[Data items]
§

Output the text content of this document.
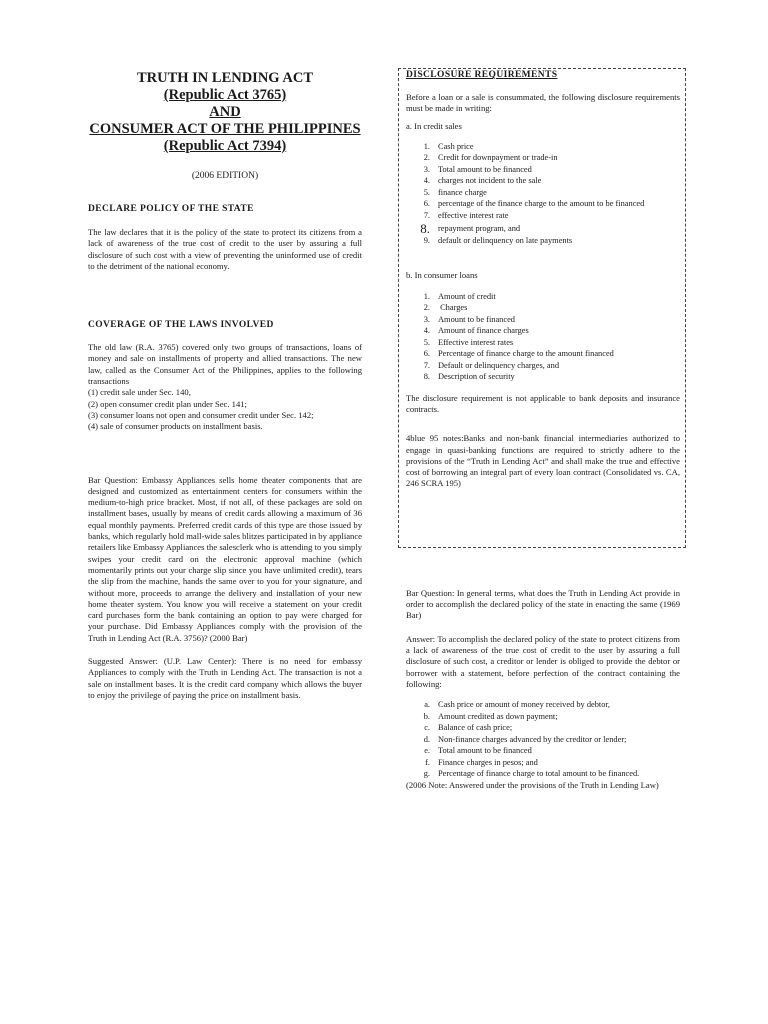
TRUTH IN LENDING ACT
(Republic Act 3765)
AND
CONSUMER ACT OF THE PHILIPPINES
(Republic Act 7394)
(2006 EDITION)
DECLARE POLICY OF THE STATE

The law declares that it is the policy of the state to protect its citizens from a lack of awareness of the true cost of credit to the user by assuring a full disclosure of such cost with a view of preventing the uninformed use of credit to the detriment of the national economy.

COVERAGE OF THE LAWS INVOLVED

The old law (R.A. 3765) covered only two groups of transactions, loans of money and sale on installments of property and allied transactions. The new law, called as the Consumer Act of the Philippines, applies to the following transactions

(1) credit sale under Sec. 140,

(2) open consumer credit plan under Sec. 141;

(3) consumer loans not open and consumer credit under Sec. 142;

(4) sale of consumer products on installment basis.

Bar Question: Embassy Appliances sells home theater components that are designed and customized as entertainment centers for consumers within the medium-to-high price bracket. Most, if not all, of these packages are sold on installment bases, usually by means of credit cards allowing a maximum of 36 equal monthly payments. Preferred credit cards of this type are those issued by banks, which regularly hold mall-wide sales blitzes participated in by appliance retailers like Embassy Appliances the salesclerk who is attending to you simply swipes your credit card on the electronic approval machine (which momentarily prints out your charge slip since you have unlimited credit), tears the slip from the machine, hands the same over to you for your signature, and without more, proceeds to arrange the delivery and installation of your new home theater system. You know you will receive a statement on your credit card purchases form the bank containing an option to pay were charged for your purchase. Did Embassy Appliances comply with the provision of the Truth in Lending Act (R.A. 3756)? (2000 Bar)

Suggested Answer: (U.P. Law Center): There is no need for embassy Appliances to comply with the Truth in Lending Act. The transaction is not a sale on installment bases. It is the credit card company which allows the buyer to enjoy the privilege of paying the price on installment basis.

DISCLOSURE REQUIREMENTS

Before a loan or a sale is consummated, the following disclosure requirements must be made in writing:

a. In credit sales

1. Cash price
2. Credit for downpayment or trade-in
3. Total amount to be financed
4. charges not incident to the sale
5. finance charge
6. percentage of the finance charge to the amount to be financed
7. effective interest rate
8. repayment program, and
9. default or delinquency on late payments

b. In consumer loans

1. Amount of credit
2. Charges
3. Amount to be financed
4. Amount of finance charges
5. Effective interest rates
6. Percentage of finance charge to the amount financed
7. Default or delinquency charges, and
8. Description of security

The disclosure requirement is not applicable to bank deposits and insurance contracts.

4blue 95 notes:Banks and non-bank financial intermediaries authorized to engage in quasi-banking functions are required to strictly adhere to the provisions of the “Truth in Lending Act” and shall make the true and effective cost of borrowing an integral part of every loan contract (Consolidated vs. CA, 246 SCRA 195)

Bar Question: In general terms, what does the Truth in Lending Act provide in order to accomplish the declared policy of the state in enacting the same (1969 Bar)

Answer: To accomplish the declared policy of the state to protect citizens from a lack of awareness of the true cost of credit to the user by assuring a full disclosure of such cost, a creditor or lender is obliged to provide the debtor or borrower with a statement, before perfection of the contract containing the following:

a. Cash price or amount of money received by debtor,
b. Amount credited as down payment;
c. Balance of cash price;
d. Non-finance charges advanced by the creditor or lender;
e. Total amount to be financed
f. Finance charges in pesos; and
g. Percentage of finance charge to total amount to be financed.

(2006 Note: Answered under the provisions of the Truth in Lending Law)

§

**WHAT IS REQUIRED:** Each line above is to be copied verbatim. Drop any image from the copy.

**SOLUTION:**
Output the text content of this document.
TRUTH IN LENDING ACT
(Republic Act 3765)
AND
CONSUMER ACT OF THE PHILIPPINES
(Republic Act 7394)
(2006 EDITION)
DECLARE POLICY OF THE STATE

The law declares that it is the policy of the state to protect its citizens from a lack of awareness of the true cost of credit to the user by assuring a full disclosure of such cost with a view of preventing the uninformed use of credit to the detriment of the national economy.

COVERAGE OF THE LAWS INVOLVED

The old law (R.A. 3765) covered only two groups of transactions, loans of money and sale on installments of property and allied transactions. The new law, called as the Consumer Act of the Philippines, applies to the following transactions

(1) credit sale under Sec. 140,

(2) open consumer credit plan under Sec. 141;

(3) consumer loans not open and consumer credit under Sec. 142;

(4) sale of consumer products on installment basis.

Bar Question: Embassy Appliances sells home theater components that are designed and customized as entertainment centers for consumers within the medium-to-high price bracket. Most, if not all, of these packages are sold on installment bases, usually by means of credit cards allowing a maximum of 36 equal monthly payments. Preferred credit cards of this type are those issued by banks, which regularly hold mall-wide sales blitzes participated in by appliance retailers like Embassy Appliances the salesclerk who is attending to you simply swipes your credit card on the electronic approval machine (which momentarily prints out your charge slip since you have unlimited credit), tears the slip from the machine, hands the same over to you for your signature, and without more, proceeds to arrange the delivery and installation of your new home theater system. You know you will receive a statement on your credit card purchases form the bank containing an option to pay were charged for your purchase. Did Embassy Appliances comply with the provision of the Truth in Lending Act (R.A. 3756)? (2000 Bar)

Suggested Answer: (U.P. Law Center): There is no need for embassy Appliances to comply with the Truth in Lending Act. The transaction is not a sale on installment bases. It is the credit card company which allows the buyer to enjoy the privilege of paying the price on installment basis.

DISCLOSURE REQUIREMENTS

Before a loan or a sale is consummated, the following disclosure requirements must be made in writing:

a. In credit sales

1. Cash price
2. Credit for downpayment or trade-in
3. Total amount to be financed
4. charges not incident to the sale
5. finance charge
6. percentage of the finance charge to the amount to be financed
7. effective interest rate
8. repayment program, and
9. default or delinquency on late payments

b. In consumer loans

1. Amount of credit
2. Charges
3. Amount to be financed
4. Amount of finance charges
5. Effective interest rates
6. Percentage of finance charge to the amount financed
7. Default or delinquency charges, and
8. Description of security

The disclosure requirement is not applicable to bank deposits and insurance contracts.

4blue 95 notes:Banks and non-bank financial intermediaries authorized to engage in quasi-banking functions are required to strictly adhere to the provisions of the “Truth in Lending Act” and shall make the true and effective cost of borrowing an integral part of every loan contract (Consolidated vs. CA, 246 SCRA 195)

Bar Question: In general terms, what does the Truth in Lending Act provide in order to accomplish the declared policy of the state in enacting the same (1969 Bar)

Answer: To accomplish the declared policy of the state to protect citizens from a lack of awareness of the true cost of credit to the user by assuring a full disclosure of such cost, a creditor or lender is obliged to provide the debtor or borrower with a statement, before perfection of the contract containing the following:

a. Cash price or amount of money received by debtor,
b. Amount credited as down payment;
c. Balance of cash price;
d. Non-finance charges advanced by the creditor or lender;
e. Total amount to be financed
f. Finance charges in pesos; and
g. Percentage of finance charge to total amount to be financed.

(2006 Note: Answered under the provisions of the Truth in Lending Law)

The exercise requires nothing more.